* Your objective *
Reproduce the material word for word; the images stay out.

Extracts from a graphics dataset:
☆ ☆ ☆ ☆

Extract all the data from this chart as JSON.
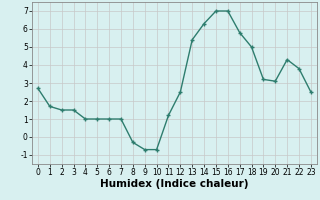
{
  "x": [
    0,
    1,
    2,
    3,
    4,
    5,
    6,
    7,
    8,
    9,
    10,
    11,
    12,
    13,
    14,
    15,
    16,
    17,
    18,
    19,
    20,
    21,
    22,
    23
  ],
  "y": [
    2.7,
    1.7,
    1.5,
    1.5,
    1.0,
    1.0,
    1.0,
    1.0,
    -0.3,
    -0.7,
    -0.7,
    1.2,
    2.5,
    5.4,
    6.3,
    7.0,
    7.0,
    5.8,
    5.0,
    3.2,
    3.1,
    4.3,
    3.8,
    2.5
  ],
  "line_color": "#2e7d6e",
  "marker": "+",
  "marker_size": 3,
  "bg_color": "#d8f0f0",
  "grid_color": "#c8c8c8",
  "xlabel": "Humidex (Indice chaleur)",
  "xlim": [
    -0.5,
    23.5
  ],
  "ylim": [
    -1.5,
    7.5
  ],
  "yticks": [
    -1,
    0,
    1,
    2,
    3,
    4,
    5,
    6,
    7
  ],
  "xticks": [
    0,
    1,
    2,
    3,
    4,
    5,
    6,
    7,
    8,
    9,
    10,
    11,
    12,
    13,
    14,
    15,
    16,
    17,
    18,
    19,
    20,
    21,
    22,
    23
  ],
  "tick_fontsize": 5.5,
  "xlabel_fontsize": 7.5,
  "line_width": 1.0,
  "marker_edge_width": 1.0
}
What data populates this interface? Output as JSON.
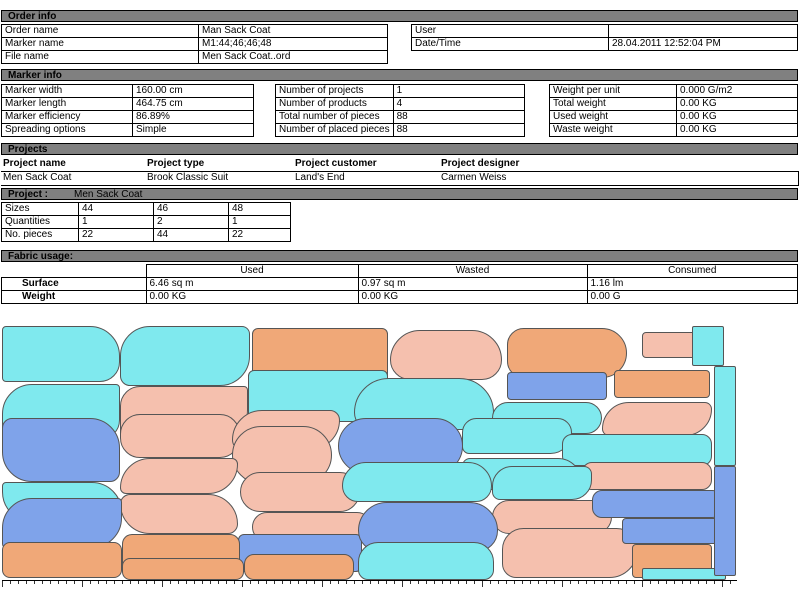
{
  "order_info": {
    "title": "Order info",
    "rows": [
      {
        "label": "Order name",
        "value": "Man Sack Coat"
      },
      {
        "label": "Marker name",
        "value": "M1:44;46;46;48"
      },
      {
        "label": "File name",
        "value": "Men Sack Coat..ord"
      }
    ],
    "right_rows": [
      {
        "label": "User",
        "value": ""
      },
      {
        "label": "Date/Time",
        "value": "28.04.2011 12:52:04 PM"
      }
    ]
  },
  "marker_info": {
    "title": "Marker info",
    "col1": [
      {
        "label": "Marker width",
        "value": "160.00 cm"
      },
      {
        "label": "Marker length",
        "value": "464.75 cm"
      },
      {
        "label": "Marker efficiency",
        "value": "86.89%"
      },
      {
        "label": "Spreading options",
        "value": "Simple"
      }
    ],
    "col2": [
      {
        "label": "Number of projects",
        "value": "1"
      },
      {
        "label": "Number of products",
        "value": "4"
      },
      {
        "label": "Total number of pieces",
        "value": "88"
      },
      {
        "label": "Number of placed pieces",
        "value": "88"
      }
    ],
    "col3": [
      {
        "label": "Weight per unit",
        "value": "0.000 G/m2"
      },
      {
        "label": "Total weight",
        "value": "0.00 KG"
      },
      {
        "label": "Used weight",
        "value": "0.00 KG"
      },
      {
        "label": "Waste weight",
        "value": "0.00 KG"
      }
    ]
  },
  "projects": {
    "title": "Projects",
    "headers": [
      "Project name",
      "Project type",
      "Project customer",
      "Project designer"
    ],
    "row": [
      "Men Sack Coat",
      "Brook Classic Suit",
      "Land's End",
      "Carmen Weiss"
    ]
  },
  "project": {
    "label": "Project :",
    "name": "Men Sack Coat",
    "rows": [
      {
        "label": "Sizes",
        "values": [
          "44",
          "46",
          "48"
        ]
      },
      {
        "label": "Quantities",
        "values": [
          "1",
          "2",
          "1"
        ]
      },
      {
        "label": "No. pieces",
        "values": [
          "22",
          "44",
          "22"
        ]
      }
    ]
  },
  "fabric_usage": {
    "title": "Fabric usage:",
    "headers": [
      "Used",
      "Wasted",
      "Consumed"
    ],
    "rows": [
      {
        "label": "Surface",
        "values": [
          "6.46 sq m",
          "0.97 sq m",
          "1.16 lm"
        ]
      },
      {
        "label": "Weight",
        "values": [
          "0.00 KG",
          "0.00 KG",
          "0.00 G"
        ]
      }
    ]
  },
  "marker_colors": {
    "cyan": "#7fe9ee",
    "orange": "#f0a878",
    "salmon": "#f5c0ae",
    "blue": "#7fa3ea"
  }
}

☆ ☆ ☆ ☆

* Answer to this exercise *
Extract all the data from this chart as JSON.
{
  "x": [
    0,
    1,
    2,
    3,
    4,
    5,
    6,
    7,
    8,
    9,
    10,
    11,
    12,
    13,
    14,
    15,
    16,
    17,
    18,
    19,
    20,
    21,
    22,
    23
  ],
  "y": [
    2.7,
    1.7,
    1.5,
    1.5,
    1.0,
    1.0,
    1.0,
    1.0,
    -0.3,
    -0.7,
    -0.7,
    1.2,
    2.5,
    5.4,
    6.3,
    7.0,
    7.0,
    5.8,
    5.0,
    3.2,
    3.1,
    4.3,
    3.8,
    2.5
  ],
  "line_color": "#2e7d6e",
  "marker": "+",
  "marker_size": 3,
  "bg_color": "#d8f0f0",
  "grid_color": "#c8c8c8",
  "xlabel": "Humidex (Indice chaleur)",
  "xlim": [
    -0.5,
    23.5
  ],
  "ylim": [
    -1.5,
    7.5
  ],
  "yticks": [
    -1,
    0,
    1,
    2,
    3,
    4,
    5,
    6,
    7
  ],
  "xticks": [
    0,
    1,
    2,
    3,
    4,
    5,
    6,
    7,
    8,
    9,
    10,
    11,
    12,
    13,
    14,
    15,
    16,
    17,
    18,
    19,
    20,
    21,
    22,
    23
  ],
  "tick_fontsize": 5.5,
  "xlabel_fontsize": 7.5,
  "line_width": 1.0,
  "marker_edge_width": 1.0
}
What data populates this interface? Output as JSON.
{
  "order_info": {
    "title": "Order info",
    "rows": [
      {
        "label": "Order name",
        "value": "Man Sack Coat"
      },
      {
        "label": "Marker name",
        "value": "M1:44;46;46;48"
      },
      {
        "label": "File name",
        "value": "Men Sack Coat..ord"
      }
    ],
    "right_rows": [
      {
        "label": "User",
        "value": ""
      },
      {
        "label": "Date/Time",
        "value": "28.04.2011 12:52:04 PM"
      }
    ]
  },
  "marker_info": {
    "title": "Marker info",
    "col1": [
      {
        "label": "Marker width",
        "value": "160.00 cm"
      },
      {
        "label": "Marker length",
        "value": "464.75 cm"
      },
      {
        "label": "Marker efficiency",
        "value": "86.89%"
      },
      {
        "label": "Spreading options",
        "value": "Simple"
      }
    ],
    "col2": [
      {
        "label": "Number of projects",
        "value": "1"
      },
      {
        "label": "Number of products",
        "value": "4"
      },
      {
        "label": "Total number of pieces",
        "value": "88"
      },
      {
        "label": "Number of placed pieces",
        "value": "88"
      }
    ],
    "col3": [
      {
        "label": "Weight per unit",
        "value": "0.000 G/m2"
      },
      {
        "label": "Total weight",
        "value": "0.00 KG"
      },
      {
        "label": "Used weight",
        "value": "0.00 KG"
      },
      {
        "label": "Waste weight",
        "value": "0.00 KG"
      }
    ]
  },
  "projects": {
    "title": "Projects",
    "headers": [
      "Project name",
      "Project type",
      "Project customer",
      "Project designer"
    ],
    "row": [
      "Men Sack Coat",
      "Brook Classic Suit",
      "Land's End",
      "Carmen Weiss"
    ]
  },
  "project": {
    "label": "Project :",
    "name": "Men Sack Coat",
    "rows": [
      {
        "label": "Sizes",
        "values": [
          "44",
          "46",
          "48"
        ]
      },
      {
        "label": "Quantities",
        "values": [
          "1",
          "2",
          "1"
        ]
      },
      {
        "label": "No. pieces",
        "values": [
          "22",
          "44",
          "22"
        ]
      }
    ]
  },
  "fabric_usage": {
    "title": "Fabric usage:",
    "headers": [
      "Used",
      "Wasted",
      "Consumed"
    ],
    "rows": [
      {
        "label": "Surface",
        "values": [
          "6.46 sq m",
          "0.97 sq m",
          "1.16 lm"
        ]
      },
      {
        "label": "Weight",
        "values": [
          "0.00 KG",
          "0.00 KG",
          "0.00 G"
        ]
      }
    ]
  },
  "marker_colors": {
    "cyan": "#7fe9ee",
    "orange": "#f0a878",
    "salmon": "#f5c0ae",
    "blue": "#7fa3ea"
  }
}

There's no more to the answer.